* **やること**:
電気自動車関連の株を扱った記事から、「次世代の車載電池開発を巡る攻」から「どの製品や技術を提供します。」までを全部、一字も変えずにそのまま抜き出してください。

* **元の文章**:
【米国株インサイト】電気自動車セクター(後編):フレイル・バッテリー、注目の半固体電池を量産へ

電気自動車(EV)のサプライチェーンの主軸にはテスラ(TSLA)が鎮座しているようです。今回はテスラをご紹介した前編に続き、サプライチェーンの一角を占める部品メーカーやテスラのライバル候補をご紹介します。


フレイル・バッテリー、ノルウェー発の新興企業

フレイル・バッテリー(FREY)はノルウェー発の新興企業です。2021年7月に特別買収目的会社(SPAC)との合併を通じてニューヨーク証券取引所に上場しましたが、2023年4-6月期に至っても売上高はゼロ。ただ、半固体のリチウムイオン電池の量産化計画で大きな注目を集めています。


マサチューセッツ工科大学のイェットミン・チャン教授率いる24Mテクノロジーという会社が持つ半固体電池技術のライセンス供与を受け、量産に乗り出す計画です。従来の製造工程を少なくするほか、素材の使用量なども減らし、コストを圧縮することも可能なようです。



フレイル・バッテリーはノルウェーで大型工場の建設に着手しており、米国ではジョージア州に工場を建設する計画を発表しています。さらにフィンランドにも工場を建設する方向で検討を進めているようです。


2025年までに北欧と米国の工場で50ギガワット時(GWh)の生産能力を持つ水準にまで拡大を図る計画です。2028年までに100 GWh、2030年までに200 GWhに生産能力を引き上げる方針を明らかにしています。



次世代の車載電池開発を巡る攻防は激しく、テスラが新たな技術でバッテリーを内製化する意向を示していますが、開発には難航も予想されています。テスラが次世代電池を生産すればフレイル・バッテリーはライバルということになりますが、市場では開発に難航するテスラがフレイルから車載電池を調達することになるとの観測も浮上しているようです。


ボルグワーナー、EV製品シフトを加速

ボルグワーナー(BWA)は1928年創業の自動車部品メーカーです。世界中の主要な自動車メーカーに部品やシステムを供給しています。


2022年12月期の売上高は158億100万ドルで、セグメント別では全体の45%を占めるエアマネジメント部門が最大です。パワーを高めるターボチャージャーをはじめ、排ガスシステム、熱管理システム、バッテリーヒーターなどの製品や技術を提供します。


動力伝達装置などの推進・ドライブトレイン部門の売上比率が34%です。リチウムイオン電池モジュールなどのバッテリー製品をはじめ、自動変速システムや駆動力システムの部品などで構成されています。


燃料システム部門はガソリンや軽油の燃料噴射部品・システムなどを開発し、売上比率は13%。アフターマーケット部門は自動車修理や部品・カー用品販売などに向けた製品を生産しており、売上高に占める割合は8%です。

* **データ抜粋**:

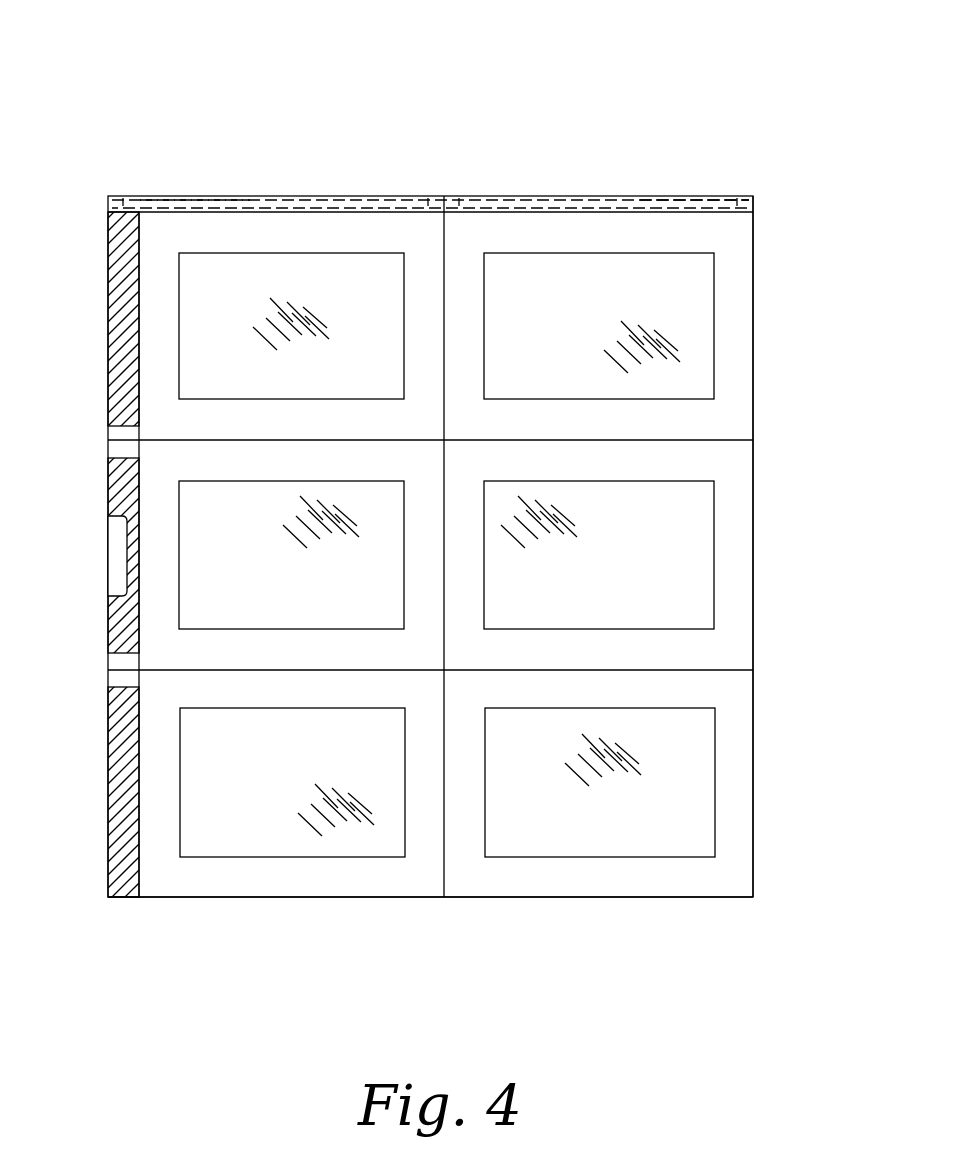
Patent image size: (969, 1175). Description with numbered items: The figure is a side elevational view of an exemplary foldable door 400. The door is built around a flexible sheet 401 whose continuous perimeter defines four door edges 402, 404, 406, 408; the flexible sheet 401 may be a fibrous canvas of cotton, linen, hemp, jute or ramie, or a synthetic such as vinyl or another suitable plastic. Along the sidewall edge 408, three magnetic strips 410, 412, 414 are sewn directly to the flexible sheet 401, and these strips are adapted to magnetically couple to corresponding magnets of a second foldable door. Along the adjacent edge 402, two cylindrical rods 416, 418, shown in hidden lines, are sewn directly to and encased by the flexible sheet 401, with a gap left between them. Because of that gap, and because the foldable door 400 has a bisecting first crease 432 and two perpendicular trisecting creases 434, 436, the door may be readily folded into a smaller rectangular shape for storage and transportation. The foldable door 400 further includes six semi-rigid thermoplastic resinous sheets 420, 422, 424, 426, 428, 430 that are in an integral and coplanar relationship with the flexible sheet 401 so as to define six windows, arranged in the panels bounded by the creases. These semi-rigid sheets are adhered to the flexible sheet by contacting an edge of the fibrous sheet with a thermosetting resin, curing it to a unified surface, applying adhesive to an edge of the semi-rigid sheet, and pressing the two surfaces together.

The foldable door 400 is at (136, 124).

* **結果**:
次世代の車載電池開発を巡る攻防は激しく、テスラが新たな技術でバッテリーを内製化する意向を示していますが、開発には難航も予想されています。テスラが次世代電池を生産すればフレイル・バッテリーはライバルということになりますが、市場では開発に難航するテスラがフレイルから車載電池を調達することになるとの観測も浮上しているようです。


ボルグワーナー、EV製品シフトを加速

ボルグワーナー(BWA)は1928年創業の自動車部品メーカーです。世界中の主要な自動車メーカーに部品やシステムを供給しています。


2022年12月期の売上高は158億100万ドルで、セグメント別では全体の45%を占めるエアマネジメント部門が最大です。パワーを高めるターボチャージャーをはじめ、排ガスシステム、熱管理システム、バッテリーヒーターなどの製品や技術を提供します。